-- BEGIN Material --

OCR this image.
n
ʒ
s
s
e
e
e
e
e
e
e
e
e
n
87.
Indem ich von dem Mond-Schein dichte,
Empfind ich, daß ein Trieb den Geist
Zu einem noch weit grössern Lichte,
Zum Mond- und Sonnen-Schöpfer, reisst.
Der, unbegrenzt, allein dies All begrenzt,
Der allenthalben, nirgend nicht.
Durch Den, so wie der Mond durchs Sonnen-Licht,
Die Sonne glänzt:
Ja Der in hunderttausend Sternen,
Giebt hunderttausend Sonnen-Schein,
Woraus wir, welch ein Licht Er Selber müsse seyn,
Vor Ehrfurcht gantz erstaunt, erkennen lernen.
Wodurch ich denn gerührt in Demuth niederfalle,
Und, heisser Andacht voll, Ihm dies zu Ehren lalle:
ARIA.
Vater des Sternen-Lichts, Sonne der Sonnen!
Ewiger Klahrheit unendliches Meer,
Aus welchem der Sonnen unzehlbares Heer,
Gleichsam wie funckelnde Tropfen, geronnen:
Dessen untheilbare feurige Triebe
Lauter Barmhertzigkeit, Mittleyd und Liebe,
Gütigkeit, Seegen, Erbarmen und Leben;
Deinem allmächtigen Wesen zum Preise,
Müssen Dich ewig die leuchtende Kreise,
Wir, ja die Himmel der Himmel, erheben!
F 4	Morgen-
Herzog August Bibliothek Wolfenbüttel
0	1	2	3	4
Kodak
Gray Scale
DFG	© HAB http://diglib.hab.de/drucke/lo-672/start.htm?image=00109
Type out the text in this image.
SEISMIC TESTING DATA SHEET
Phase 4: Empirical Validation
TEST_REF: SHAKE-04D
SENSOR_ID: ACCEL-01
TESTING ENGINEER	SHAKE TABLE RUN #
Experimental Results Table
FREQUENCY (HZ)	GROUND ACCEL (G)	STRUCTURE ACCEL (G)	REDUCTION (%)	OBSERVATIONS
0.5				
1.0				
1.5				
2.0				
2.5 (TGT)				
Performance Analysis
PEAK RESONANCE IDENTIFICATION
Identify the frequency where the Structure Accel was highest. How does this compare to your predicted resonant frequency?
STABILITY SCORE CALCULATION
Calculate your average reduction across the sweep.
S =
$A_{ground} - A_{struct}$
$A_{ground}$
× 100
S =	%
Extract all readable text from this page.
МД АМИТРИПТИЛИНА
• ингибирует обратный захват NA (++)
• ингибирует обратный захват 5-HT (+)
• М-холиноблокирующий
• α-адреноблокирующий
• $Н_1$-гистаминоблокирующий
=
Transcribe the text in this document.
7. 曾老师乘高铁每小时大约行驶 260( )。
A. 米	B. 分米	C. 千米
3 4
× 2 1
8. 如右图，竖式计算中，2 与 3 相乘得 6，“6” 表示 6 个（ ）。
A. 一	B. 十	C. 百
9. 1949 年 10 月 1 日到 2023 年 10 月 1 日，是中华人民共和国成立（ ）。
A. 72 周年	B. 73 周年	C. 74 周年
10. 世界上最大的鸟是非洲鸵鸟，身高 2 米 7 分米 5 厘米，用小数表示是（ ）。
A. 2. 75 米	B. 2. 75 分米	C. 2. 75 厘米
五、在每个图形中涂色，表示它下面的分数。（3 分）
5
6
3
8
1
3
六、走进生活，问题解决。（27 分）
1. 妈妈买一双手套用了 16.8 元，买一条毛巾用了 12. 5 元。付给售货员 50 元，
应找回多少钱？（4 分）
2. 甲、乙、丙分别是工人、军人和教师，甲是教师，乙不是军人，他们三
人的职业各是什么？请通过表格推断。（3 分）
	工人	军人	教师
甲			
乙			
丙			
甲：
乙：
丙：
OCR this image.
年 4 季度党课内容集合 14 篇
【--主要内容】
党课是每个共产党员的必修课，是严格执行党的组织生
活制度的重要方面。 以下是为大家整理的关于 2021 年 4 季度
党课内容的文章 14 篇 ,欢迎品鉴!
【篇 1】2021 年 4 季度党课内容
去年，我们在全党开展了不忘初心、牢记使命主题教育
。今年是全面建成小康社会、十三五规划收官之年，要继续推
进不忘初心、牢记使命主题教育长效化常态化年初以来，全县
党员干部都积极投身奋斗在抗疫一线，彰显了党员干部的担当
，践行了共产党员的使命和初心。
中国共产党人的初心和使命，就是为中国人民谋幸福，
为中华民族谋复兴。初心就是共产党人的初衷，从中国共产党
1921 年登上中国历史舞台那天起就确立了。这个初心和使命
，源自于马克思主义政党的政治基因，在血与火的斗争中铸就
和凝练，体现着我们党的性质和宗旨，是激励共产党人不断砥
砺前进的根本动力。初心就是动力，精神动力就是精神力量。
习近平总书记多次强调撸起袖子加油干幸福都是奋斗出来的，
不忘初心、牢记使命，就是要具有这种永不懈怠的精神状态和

-- END Material --

Give back, exactly as written, the lines from the one with "Extract all readable text from this page." to the last line.

* _Complete answer_:
Extract all readable text from this page.
МД АМИТРИПТИЛИНА
• ингибирует обратный захват NA (++)
• ингибирует обратный захват 5-HT (+)
• М-холиноблокирующий
• α-адреноблокирующий
• $Н_1$-гистаминоблокирующий
=
Transcribe the text in this document.
7. 曾老师乘高铁每小时大约行驶 260( )。
A. 米	B. 分米	C. 千米
3 4
× 2 1
8. 如右图，竖式计算中，2 与 3 相乘得 6，“6” 表示 6 个（ ）。
A. 一	B. 十	C. 百
9. 1949 年 10 月 1 日到 2023 年 10 月 1 日，是中华人民共和国成立（ ）。
A. 72 周年	B. 73 周年	C. 74 周年
10. 世界上最大的鸟是非洲鸵鸟，身高 2 米 7 分米 5 厘米，用小数表示是（ ）。
A. 2. 75 米	B. 2. 75 分米	C. 2. 75 厘米
五、在每个图形中涂色，表示它下面的分数。（3 分）
5
6
3
8
1
3
六、走进生活，问题解决。（27 分）
1. 妈妈买一双手套用了 16.8 元，买一条毛巾用了 12. 5 元。付给售货员 50 元，
应找回多少钱？（4 分）
2. 甲、乙、丙分别是工人、军人和教师，甲是教师，乙不是军人，他们三
人的职业各是什么？请通过表格推断。（3 分）
	工人	军人	教师
甲			
乙			
丙			
甲：
乙：
丙：
OCR this image.
年 4 季度党课内容集合 14 篇
【--主要内容】
党课是每个共产党员的必修课，是严格执行党的组织生
活制度的重要方面。 以下是为大家整理的关于 2021 年 4 季度
党课内容的文章 14 篇 ,欢迎品鉴!
【篇 1】2021 年 4 季度党课内容
去年，我们在全党开展了不忘初心、牢记使命主题教育
。今年是全面建成小康社会、十三五规划收官之年，要继续推
进不忘初心、牢记使命主题教育长效化常态化年初以来，全县
党员干部都积极投身奋斗在抗疫一线，彰显了党员干部的担当
，践行了共产党员的使命和初心。
中国共产党人的初心和使命，就是为中国人民谋幸福，
为中华民族谋复兴。初心就是共产党人的初衷，从中国共产党
1921 年登上中国历史舞台那天起就确立了。这个初心和使命
，源自于马克思主义政党的政治基因，在血与火的斗争中铸就
和凝练，体现着我们党的性质和宗旨，是激励共产党人不断砥
砺前进的根本动力。初心就是动力，精神动力就是精神力量。
习近平总书记多次强调撸起袖子加油干幸福都是奋斗出来的，
不忘初心、牢记使命，就是要具有这种永不懈怠的精神状态和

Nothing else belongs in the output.